Report the number of lines in these entries that contain "horas". Write only the number.

────

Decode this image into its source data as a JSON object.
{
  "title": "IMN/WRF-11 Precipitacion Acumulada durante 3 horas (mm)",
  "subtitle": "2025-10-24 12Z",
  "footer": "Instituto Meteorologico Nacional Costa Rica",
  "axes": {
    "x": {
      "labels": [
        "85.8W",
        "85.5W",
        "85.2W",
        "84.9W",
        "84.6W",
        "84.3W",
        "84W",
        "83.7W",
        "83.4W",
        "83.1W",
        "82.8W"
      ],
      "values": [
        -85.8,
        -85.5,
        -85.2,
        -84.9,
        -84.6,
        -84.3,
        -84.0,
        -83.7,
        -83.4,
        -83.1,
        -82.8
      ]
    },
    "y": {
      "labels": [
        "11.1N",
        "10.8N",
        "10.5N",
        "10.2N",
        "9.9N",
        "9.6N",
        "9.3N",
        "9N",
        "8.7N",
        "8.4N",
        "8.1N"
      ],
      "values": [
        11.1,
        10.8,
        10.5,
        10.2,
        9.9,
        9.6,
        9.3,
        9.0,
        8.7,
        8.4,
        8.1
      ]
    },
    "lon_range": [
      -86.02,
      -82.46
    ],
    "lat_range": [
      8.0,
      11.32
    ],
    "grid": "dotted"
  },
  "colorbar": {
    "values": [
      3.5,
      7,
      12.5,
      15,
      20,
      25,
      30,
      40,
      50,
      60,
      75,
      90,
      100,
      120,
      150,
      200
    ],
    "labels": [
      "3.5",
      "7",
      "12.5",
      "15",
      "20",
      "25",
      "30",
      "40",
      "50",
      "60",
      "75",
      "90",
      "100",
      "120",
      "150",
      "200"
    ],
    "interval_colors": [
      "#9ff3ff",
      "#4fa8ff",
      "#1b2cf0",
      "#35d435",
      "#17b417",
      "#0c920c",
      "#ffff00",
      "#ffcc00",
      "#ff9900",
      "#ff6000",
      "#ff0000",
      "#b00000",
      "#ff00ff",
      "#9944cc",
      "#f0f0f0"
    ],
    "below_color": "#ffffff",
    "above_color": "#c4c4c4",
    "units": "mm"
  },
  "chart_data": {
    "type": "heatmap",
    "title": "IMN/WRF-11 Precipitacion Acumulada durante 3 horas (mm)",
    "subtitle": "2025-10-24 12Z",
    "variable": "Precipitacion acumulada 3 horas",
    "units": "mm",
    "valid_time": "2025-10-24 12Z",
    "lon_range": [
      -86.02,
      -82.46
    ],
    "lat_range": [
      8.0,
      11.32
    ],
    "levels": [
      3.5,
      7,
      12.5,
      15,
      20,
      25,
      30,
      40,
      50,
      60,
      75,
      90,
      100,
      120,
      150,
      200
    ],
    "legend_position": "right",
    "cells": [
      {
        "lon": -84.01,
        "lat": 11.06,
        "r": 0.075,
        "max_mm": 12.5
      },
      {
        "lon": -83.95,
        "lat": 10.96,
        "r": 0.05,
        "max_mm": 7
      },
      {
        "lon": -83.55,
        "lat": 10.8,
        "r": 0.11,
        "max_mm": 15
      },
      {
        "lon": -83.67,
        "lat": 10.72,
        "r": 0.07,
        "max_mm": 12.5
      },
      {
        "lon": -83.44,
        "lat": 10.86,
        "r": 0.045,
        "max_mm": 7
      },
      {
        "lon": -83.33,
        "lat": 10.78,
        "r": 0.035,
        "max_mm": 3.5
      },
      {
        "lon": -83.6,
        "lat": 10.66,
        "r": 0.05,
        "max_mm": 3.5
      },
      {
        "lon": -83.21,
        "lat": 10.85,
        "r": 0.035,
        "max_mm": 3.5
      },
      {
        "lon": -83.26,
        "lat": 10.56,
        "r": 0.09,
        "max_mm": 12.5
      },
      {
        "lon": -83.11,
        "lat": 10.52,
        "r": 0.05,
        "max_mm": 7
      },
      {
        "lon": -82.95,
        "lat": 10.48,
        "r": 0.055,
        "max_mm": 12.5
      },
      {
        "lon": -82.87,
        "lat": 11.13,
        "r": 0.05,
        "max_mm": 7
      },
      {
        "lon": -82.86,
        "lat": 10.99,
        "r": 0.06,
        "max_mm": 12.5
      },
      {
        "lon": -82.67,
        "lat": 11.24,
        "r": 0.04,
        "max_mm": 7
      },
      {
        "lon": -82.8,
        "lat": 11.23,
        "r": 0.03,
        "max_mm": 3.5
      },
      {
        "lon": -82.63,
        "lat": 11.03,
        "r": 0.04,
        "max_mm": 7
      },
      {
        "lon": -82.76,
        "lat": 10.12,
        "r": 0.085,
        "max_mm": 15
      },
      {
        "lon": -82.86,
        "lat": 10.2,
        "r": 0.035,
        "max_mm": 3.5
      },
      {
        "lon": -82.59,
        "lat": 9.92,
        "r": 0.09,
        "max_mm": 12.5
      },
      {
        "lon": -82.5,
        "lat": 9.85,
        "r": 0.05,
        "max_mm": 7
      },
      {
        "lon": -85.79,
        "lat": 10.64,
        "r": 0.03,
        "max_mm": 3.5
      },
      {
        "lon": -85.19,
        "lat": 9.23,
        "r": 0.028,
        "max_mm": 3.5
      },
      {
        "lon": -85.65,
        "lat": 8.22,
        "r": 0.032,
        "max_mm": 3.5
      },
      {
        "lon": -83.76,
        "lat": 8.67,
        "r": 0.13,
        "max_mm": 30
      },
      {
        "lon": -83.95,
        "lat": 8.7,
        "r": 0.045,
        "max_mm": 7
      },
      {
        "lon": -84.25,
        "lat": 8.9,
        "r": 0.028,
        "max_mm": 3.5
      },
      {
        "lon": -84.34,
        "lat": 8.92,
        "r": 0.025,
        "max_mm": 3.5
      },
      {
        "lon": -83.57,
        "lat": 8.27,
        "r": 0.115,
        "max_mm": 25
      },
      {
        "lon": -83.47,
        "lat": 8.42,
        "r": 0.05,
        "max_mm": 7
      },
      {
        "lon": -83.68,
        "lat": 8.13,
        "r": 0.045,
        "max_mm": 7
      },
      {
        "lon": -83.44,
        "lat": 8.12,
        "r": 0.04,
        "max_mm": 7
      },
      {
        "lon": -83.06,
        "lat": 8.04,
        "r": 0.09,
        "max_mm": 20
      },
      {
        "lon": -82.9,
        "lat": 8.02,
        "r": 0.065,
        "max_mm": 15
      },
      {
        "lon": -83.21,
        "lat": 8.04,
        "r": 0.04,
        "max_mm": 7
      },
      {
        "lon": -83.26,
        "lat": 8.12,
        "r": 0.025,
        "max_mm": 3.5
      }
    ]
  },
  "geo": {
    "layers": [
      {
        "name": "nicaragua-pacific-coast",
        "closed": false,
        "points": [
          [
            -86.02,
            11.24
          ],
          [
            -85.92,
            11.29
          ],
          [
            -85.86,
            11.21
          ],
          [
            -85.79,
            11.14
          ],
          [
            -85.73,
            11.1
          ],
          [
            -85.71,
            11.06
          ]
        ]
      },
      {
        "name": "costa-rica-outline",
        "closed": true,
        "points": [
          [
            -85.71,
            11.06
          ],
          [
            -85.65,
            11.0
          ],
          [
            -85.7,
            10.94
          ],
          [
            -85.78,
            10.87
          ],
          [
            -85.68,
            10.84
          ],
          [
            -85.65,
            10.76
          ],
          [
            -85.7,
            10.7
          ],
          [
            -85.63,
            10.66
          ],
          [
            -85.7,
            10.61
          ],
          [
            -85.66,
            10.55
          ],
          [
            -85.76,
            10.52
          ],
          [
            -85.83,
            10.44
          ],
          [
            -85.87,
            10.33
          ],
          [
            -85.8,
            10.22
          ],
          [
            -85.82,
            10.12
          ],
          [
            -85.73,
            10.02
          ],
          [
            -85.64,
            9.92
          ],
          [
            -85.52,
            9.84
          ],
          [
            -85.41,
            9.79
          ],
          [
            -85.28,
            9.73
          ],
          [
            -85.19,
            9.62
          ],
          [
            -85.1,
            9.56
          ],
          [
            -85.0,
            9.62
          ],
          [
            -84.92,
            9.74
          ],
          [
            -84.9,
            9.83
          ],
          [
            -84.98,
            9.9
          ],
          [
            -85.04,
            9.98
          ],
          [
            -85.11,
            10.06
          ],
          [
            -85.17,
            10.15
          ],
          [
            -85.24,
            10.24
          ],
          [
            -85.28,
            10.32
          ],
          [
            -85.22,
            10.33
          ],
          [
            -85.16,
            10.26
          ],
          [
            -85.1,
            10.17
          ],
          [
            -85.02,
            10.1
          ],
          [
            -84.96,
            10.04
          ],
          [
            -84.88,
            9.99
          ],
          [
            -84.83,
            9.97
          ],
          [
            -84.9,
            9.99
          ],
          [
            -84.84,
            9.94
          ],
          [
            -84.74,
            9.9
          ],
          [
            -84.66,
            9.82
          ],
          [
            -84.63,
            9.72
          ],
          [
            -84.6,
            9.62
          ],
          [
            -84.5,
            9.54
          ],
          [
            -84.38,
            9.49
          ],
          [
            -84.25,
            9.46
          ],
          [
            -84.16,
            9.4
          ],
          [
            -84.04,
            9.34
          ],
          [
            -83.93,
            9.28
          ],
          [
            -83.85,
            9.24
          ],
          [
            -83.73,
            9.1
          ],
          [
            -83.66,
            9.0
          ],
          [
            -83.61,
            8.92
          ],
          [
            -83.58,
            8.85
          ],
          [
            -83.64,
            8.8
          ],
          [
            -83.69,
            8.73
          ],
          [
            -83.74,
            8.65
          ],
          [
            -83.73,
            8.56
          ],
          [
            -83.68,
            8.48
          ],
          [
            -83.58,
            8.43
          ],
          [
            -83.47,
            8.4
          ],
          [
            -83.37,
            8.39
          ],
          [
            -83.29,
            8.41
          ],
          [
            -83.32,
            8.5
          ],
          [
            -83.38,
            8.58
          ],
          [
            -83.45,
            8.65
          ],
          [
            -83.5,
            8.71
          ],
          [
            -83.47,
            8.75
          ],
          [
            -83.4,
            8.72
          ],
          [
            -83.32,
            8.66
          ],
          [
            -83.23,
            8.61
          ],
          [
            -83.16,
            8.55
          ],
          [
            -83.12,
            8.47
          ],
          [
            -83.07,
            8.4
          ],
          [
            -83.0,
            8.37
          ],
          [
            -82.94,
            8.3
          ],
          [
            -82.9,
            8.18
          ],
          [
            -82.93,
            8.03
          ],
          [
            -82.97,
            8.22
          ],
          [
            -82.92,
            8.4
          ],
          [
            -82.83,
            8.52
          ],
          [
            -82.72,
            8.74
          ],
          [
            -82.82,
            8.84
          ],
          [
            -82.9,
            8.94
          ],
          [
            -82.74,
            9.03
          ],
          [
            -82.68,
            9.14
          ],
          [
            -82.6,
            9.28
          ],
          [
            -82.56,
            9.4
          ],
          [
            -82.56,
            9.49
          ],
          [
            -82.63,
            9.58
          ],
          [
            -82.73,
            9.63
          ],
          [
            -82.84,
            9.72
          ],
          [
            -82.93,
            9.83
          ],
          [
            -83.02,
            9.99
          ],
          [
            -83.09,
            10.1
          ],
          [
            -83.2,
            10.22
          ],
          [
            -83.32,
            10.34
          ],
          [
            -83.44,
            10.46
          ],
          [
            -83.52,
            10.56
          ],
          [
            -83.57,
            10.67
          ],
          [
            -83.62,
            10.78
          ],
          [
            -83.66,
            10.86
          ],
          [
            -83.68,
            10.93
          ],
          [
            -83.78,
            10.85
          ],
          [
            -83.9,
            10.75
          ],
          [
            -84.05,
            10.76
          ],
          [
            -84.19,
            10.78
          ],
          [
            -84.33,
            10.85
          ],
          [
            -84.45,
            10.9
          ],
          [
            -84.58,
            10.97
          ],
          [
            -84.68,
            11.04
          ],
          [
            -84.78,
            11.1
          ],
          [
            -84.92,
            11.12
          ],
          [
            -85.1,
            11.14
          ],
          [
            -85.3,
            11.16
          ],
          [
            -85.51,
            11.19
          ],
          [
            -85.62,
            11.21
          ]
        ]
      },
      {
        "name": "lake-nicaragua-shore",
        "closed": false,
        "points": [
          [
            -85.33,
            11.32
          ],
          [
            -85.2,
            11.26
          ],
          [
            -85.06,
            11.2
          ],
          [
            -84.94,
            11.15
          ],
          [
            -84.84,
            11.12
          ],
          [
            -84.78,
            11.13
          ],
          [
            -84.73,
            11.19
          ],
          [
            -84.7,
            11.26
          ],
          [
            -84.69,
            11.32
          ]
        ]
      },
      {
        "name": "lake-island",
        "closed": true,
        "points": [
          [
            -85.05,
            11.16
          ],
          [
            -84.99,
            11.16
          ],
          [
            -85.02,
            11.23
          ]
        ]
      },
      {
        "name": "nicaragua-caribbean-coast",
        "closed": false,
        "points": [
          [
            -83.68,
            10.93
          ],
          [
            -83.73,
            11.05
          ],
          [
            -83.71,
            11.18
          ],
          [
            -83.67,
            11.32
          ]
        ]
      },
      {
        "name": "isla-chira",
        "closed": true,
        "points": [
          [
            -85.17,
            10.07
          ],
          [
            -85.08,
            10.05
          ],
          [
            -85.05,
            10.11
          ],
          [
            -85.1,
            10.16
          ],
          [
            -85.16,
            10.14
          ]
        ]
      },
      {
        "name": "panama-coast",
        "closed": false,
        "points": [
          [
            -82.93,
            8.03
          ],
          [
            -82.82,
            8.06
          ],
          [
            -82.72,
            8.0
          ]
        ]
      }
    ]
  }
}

────

> THE ANSWER: 3